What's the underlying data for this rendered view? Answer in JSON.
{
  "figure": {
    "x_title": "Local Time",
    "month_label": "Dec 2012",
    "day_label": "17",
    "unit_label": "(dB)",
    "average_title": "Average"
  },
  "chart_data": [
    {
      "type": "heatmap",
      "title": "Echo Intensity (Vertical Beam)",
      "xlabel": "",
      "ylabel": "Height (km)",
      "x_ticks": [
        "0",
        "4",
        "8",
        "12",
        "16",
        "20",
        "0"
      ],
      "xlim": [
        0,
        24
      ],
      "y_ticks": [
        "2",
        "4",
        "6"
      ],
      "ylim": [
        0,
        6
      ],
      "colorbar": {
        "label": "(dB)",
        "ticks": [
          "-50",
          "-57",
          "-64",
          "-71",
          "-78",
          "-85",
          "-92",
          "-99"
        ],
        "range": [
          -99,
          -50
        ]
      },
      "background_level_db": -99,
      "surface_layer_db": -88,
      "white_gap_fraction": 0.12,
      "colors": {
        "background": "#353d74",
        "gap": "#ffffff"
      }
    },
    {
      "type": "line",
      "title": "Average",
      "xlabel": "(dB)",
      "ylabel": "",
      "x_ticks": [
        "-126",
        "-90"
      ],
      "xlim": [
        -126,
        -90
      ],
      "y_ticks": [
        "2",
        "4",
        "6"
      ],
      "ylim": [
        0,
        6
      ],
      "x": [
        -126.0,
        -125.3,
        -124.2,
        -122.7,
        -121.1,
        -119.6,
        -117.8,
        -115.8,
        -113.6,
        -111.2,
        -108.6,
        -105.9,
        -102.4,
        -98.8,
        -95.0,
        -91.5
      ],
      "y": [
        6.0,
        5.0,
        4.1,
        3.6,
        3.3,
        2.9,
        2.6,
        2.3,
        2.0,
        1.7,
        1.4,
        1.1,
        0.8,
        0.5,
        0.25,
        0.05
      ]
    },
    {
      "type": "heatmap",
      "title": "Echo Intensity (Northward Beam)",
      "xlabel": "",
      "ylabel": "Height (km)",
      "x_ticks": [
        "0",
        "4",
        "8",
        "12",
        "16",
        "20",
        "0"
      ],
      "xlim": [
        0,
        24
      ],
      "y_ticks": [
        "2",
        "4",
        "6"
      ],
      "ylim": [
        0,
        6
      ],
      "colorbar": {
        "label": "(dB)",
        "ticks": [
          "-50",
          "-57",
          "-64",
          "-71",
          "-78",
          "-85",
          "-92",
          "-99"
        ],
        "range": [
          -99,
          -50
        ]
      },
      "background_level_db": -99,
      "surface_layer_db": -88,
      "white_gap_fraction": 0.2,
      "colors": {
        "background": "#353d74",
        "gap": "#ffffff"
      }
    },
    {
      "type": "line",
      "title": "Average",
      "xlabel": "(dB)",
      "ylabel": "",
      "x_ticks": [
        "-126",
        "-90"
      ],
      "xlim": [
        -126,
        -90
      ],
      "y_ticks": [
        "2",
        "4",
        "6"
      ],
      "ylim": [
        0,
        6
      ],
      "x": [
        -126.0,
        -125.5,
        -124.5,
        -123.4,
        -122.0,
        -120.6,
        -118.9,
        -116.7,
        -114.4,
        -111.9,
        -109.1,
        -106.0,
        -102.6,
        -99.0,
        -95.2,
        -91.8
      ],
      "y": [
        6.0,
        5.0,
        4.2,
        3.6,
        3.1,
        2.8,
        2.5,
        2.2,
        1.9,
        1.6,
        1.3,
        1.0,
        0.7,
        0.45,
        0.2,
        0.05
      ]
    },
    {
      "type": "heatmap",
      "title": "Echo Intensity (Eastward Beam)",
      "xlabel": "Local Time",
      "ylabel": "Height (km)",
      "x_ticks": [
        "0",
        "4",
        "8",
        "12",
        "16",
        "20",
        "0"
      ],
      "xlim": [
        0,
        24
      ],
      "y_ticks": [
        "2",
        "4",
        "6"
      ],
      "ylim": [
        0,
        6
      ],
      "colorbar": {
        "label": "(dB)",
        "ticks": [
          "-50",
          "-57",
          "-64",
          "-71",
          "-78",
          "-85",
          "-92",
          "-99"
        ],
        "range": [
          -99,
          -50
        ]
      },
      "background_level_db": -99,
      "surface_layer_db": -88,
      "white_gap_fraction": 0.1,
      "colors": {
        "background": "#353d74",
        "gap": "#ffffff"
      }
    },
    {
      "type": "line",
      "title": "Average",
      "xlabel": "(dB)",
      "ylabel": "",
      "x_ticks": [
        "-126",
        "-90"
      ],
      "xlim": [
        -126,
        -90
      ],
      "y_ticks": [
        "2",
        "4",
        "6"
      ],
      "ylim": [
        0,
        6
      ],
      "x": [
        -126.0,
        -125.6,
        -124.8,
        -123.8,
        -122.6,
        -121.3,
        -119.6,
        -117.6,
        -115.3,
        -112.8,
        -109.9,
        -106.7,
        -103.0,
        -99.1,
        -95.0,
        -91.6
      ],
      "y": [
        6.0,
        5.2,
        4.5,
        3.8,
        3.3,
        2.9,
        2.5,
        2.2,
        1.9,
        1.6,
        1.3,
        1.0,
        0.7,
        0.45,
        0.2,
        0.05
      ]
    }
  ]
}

Work required — Return every line exactly.

Exercise solution —
What's the underlying data for this rendered view? Answer in JSON.
{
  "figure": {
    "x_title": "Local Time",
    "month_label": "Dec 2012",
    "day_label": "17",
    "unit_label": "(dB)",
    "average_title": "Average"
  },
  "chart_data": [
    {
      "type": "heatmap",
      "title": "Echo Intensity (Vertical Beam)",
      "xlabel": "",
      "ylabel": "Height (km)",
      "x_ticks": [
        "0",
        "4",
        "8",
        "12",
        "16",
        "20",
        "0"
      ],
      "xlim": [
        0,
        24
      ],
      "y_ticks": [
        "2",
        "4",
        "6"
      ],
      "ylim": [
        0,
        6
      ],
      "colorbar": {
        "label": "(dB)",
        "ticks": [
          "-50",
          "-57",
          "-64",
          "-71",
          "-78",
          "-85",
          "-92",
          "-99"
        ],
        "range": [
          -99,
          -50
        ]
      },
      "background_level_db": -99,
      "surface_layer_db": -88,
      "white_gap_fraction": 0.12,
      "colors": {
        "background": "#353d74",
        "gap": "#ffffff"
      }
    },
    {
      "type": "line",
      "title": "Average",
      "xlabel": "(dB)",
      "ylabel": "",
      "x_ticks": [
        "-126",
        "-90"
      ],
      "xlim": [
        -126,
        -90
      ],
      "y_ticks": [
        "2",
        "4",
        "6"
      ],
      "ylim": [
        0,
        6
      ],
      "x": [
        -126.0,
        -125.3,
        -124.2,
        -122.7,
        -121.1,
        -119.6,
        -117.8,
        -115.8,
        -113.6,
        -111.2,
        -108.6,
        -105.9,
        -102.4,
        -98.8,
        -95.0,
        -91.5
      ],
      "y": [
        6.0,
        5.0,
        4.1,
        3.6,
        3.3,
        2.9,
        2.6,
        2.3,
        2.0,
        1.7,
        1.4,
        1.1,
        0.8,
        0.5,
        0.25,
        0.05
      ]
    },
    {
      "type": "heatmap",
      "title": "Echo Intensity (Northward Beam)",
      "xlabel": "",
      "ylabel": "Height (km)",
      "x_ticks": [
        "0",
        "4",
        "8",
        "12",
        "16",
        "20",
        "0"
      ],
      "xlim": [
        0,
        24
      ],
      "y_ticks": [
        "2",
        "4",
        "6"
      ],
      "ylim": [
        0,
        6
      ],
      "colorbar": {
        "label": "(dB)",
        "ticks": [
          "-50",
          "-57",
          "-64",
          "-71",
          "-78",
          "-85",
          "-92",
          "-99"
        ],
        "range": [
          -99,
          -50
        ]
      },
      "background_level_db": -99,
      "surface_layer_db": -88,
      "white_gap_fraction": 0.2,
      "colors": {
        "background": "#353d74",
        "gap": "#ffffff"
      }
    },
    {
      "type": "line",
      "title": "Average",
      "xlabel": "(dB)",
      "ylabel": "",
      "x_ticks": [
        "-126",
        "-90"
      ],
      "xlim": [
        -126,
        -90
      ],
      "y_ticks": [
        "2",
        "4",
        "6"
      ],
      "ylim": [
        0,
        6
      ],
      "x": [
        -126.0,
        -125.5,
        -124.5,
        -123.4,
        -122.0,
        -120.6,
        -118.9,
        -116.7,
        -114.4,
        -111.9,
        -109.1,
        -106.0,
        -102.6,
        -99.0,
        -95.2,
        -91.8
      ],
      "y": [
        6.0,
        5.0,
        4.2,
        3.6,
        3.1,
        2.8,
        2.5,
        2.2,
        1.9,
        1.6,
        1.3,
        1.0,
        0.7,
        0.45,
        0.2,
        0.05
      ]
    },
    {
      "type": "heatmap",
      "title": "Echo Intensity (Eastward Beam)",
      "xlabel": "Local Time",
      "ylabel": "Height (km)",
      "x_ticks": [
        "0",
        "4",
        "8",
        "12",
        "16",
        "20",
        "0"
      ],
      "xlim": [
        0,
        24
      ],
      "y_ticks": [
        "2",
        "4",
        "6"
      ],
      "ylim": [
        0,
        6
      ],
      "colorbar": {
        "label": "(dB)",
        "ticks": [
          "-50",
          "-57",
          "-64",
          "-71",
          "-78",
          "-85",
          "-92",
          "-99"
        ],
        "range": [
          -99,
          -50
        ]
      },
      "background_level_db": -99,
      "surface_layer_db": -88,
      "white_gap_fraction": 0.1,
      "colors": {
        "background": "#353d74",
        "gap": "#ffffff"
      }
    },
    {
      "type": "line",
      "title": "Average",
      "xlabel": "(dB)",
      "ylabel": "",
      "x_ticks": [
        "-126",
        "-90"
      ],
      "xlim": [
        -126,
        -90
      ],
      "y_ticks": [
        "2",
        "4",
        "6"
      ],
      "ylim": [
        0,
        6
      ],
      "x": [
        -126.0,
        -125.6,
        -124.8,
        -123.8,
        -122.6,
        -121.3,
        -119.6,
        -117.6,
        -115.3,
        -112.8,
        -109.9,
        -106.7,
        -103.0,
        -99.1,
        -95.0,
        -91.6
      ],
      "y": [
        6.0,
        5.2,
        4.5,
        3.8,
        3.3,
        2.9,
        2.5,
        2.2,
        1.9,
        1.6,
        1.3,
        1.0,
        0.7,
        0.45,
        0.2,
        0.05
      ]
    }
  ]
}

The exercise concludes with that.